WORK TO BE COMPLETED: Each line that follows is to be retyped exactly.

THE DATA:
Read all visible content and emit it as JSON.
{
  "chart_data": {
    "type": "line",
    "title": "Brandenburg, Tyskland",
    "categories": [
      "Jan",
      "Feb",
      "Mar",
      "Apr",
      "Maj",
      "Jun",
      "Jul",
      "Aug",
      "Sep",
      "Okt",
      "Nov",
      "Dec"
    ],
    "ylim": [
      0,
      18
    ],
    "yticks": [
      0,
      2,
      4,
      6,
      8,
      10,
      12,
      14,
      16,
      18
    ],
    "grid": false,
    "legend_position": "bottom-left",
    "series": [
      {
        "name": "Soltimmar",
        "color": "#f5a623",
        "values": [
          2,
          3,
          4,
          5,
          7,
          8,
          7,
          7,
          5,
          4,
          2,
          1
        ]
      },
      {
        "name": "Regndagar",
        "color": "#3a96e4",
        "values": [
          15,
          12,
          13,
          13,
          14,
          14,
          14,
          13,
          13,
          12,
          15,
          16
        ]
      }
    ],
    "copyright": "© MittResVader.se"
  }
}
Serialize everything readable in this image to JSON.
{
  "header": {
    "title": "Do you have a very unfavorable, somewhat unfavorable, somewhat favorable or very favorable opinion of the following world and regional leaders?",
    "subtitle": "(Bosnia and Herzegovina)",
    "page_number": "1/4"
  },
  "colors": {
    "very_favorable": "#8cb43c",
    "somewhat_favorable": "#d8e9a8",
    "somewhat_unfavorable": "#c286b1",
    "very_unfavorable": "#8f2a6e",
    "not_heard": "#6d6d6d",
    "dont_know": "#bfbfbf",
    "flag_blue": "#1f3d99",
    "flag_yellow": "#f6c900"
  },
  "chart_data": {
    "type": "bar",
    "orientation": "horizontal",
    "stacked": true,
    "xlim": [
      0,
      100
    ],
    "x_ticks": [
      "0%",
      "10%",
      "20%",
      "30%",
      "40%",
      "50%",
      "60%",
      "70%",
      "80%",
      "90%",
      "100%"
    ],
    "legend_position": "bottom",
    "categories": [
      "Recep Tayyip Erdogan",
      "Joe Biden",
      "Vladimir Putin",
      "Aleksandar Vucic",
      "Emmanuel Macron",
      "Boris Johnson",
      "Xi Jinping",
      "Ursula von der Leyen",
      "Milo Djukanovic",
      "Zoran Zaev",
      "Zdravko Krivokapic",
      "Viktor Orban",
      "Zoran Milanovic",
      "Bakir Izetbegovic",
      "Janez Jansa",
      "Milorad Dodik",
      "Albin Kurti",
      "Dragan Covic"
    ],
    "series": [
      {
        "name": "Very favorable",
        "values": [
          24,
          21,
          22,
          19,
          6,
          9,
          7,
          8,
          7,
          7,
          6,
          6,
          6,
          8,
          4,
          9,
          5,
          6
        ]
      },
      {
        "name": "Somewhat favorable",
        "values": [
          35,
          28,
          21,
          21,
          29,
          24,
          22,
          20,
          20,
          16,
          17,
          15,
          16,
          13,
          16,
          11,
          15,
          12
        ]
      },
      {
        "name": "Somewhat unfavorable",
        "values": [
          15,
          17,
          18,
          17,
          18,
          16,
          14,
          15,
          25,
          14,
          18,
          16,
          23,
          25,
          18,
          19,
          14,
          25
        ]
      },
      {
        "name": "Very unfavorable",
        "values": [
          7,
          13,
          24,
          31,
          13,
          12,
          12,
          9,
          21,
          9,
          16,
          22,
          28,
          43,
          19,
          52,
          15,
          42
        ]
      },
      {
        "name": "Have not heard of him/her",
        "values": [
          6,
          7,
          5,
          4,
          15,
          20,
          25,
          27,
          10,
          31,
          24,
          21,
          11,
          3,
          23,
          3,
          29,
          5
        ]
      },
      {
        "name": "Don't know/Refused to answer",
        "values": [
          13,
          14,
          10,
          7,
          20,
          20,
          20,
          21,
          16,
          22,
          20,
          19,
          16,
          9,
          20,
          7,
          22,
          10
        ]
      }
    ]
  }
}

IN RESPONSE:
Read all visible content and emit it as JSON.
{
  "chart_data": {
    "type": "line",
    "title": "Brandenburg, Tyskland",
    "categories": [
      "Jan",
      "Feb",
      "Mar",
      "Apr",
      "Maj",
      "Jun",
      "Jul",
      "Aug",
      "Sep",
      "Okt",
      "Nov",
      "Dec"
    ],
    "ylim": [
      0,
      18
    ],
    "yticks": [
      0,
      2,
      4,
      6,
      8,
      10,
      12,
      14,
      16,
      18
    ],
    "grid": false,
    "legend_position": "bottom-left",
    "series": [
      {
        "name": "Soltimmar",
        "color": "#f5a623",
        "values": [
          2,
          3,
          4,
          5,
          7,
          8,
          7,
          7,
          5,
          4,
          2,
          1
        ]
      },
      {
        "name": "Regndagar",
        "color": "#3a96e4",
        "values": [
          15,
          12,
          13,
          13,
          14,
          14,
          14,
          13,
          13,
          12,
          15,
          16
        ]
      }
    ],
    "copyright": "© MittResVader.se"
  }
}
Serialize everything readable in this image to JSON.
{
  "header": {
    "title": "Do you have a very unfavorable, somewhat unfavorable, somewhat favorable or very favorable opinion of the following world and regional leaders?",
    "subtitle": "(Bosnia and Herzegovina)",
    "page_number": "1/4"
  },
  "colors": {
    "very_favorable": "#8cb43c",
    "somewhat_favorable": "#d8e9a8",
    "somewhat_unfavorable": "#c286b1",
    "very_unfavorable": "#8f2a6e",
    "not_heard": "#6d6d6d",
    "dont_know": "#bfbfbf",
    "flag_blue": "#1f3d99",
    "flag_yellow": "#f6c900"
  },
  "chart_data": {
    "type": "bar",
    "orientation": "horizontal",
    "stacked": true,
    "xlim": [
      0,
      100
    ],
    "x_ticks": [
      "0%",
      "10%",
      "20%",
      "30%",
      "40%",
      "50%",
      "60%",
      "70%",
      "80%",
      "90%",
      "100%"
    ],
    "legend_position": "bottom",
    "categories": [
      "Recep Tayyip Erdogan",
      "Joe Biden",
      "Vladimir Putin",
      "Aleksandar Vucic",
      "Emmanuel Macron",
      "Boris Johnson",
      "Xi Jinping",
      "Ursula von der Leyen",
      "Milo Djukanovic",
      "Zoran Zaev",
      "Zdravko Krivokapic",
      "Viktor Orban",
      "Zoran Milanovic",
      "Bakir Izetbegovic",
      "Janez Jansa",
      "Milorad Dodik",
      "Albin Kurti",
      "Dragan Covic"
    ],
    "series": [
      {
        "name": "Very favorable",
        "values": [
          24,
          21,
          22,
          19,
          6,
          9,
          7,
          8,
          7,
          7,
          6,
          6,
          6,
          8,
          4,
          9,
          5,
          6
        ]
      },
      {
        "name": "Somewhat favorable",
        "values": [
          35,
          28,
          21,
          21,
          29,
          24,
          22,
          20,
          20,
          16,
          17,
          15,
          16,
          13,
          16,
          11,
          15,
          12
        ]
      },
      {
        "name": "Somewhat unfavorable",
        "values": [
          15,
          17,
          18,
          17,
          18,
          16,
          14,
          15,
          25,
          14,
          18,
          16,
          23,
          25,
          18,
          19,
          14,
          25
        ]
      },
      {
        "name": "Very unfavorable",
        "values": [
          7,
          13,
          24,
          31,
          13,
          12,
          12,
          9,
          21,
          9,
          16,
          22,
          28,
          43,
          19,
          52,
          15,
          42
        ]
      },
      {
        "name": "Have not heard of him/her",
        "values": [
          6,
          7,
          5,
          4,
          15,
          20,
          25,
          27,
          10,
          31,
          24,
          21,
          11,
          3,
          23,
          3,
          29,
          5
        ]
      },
      {
        "name": "Don't know/Refused to answer",
        "values": [
          13,
          14,
          10,
          7,
          20,
          20,
          20,
          21,
          16,
          22,
          20,
          19,
          16,
          9,
          20,
          7,
          22,
          10
        ]
      }
    ]
  }
}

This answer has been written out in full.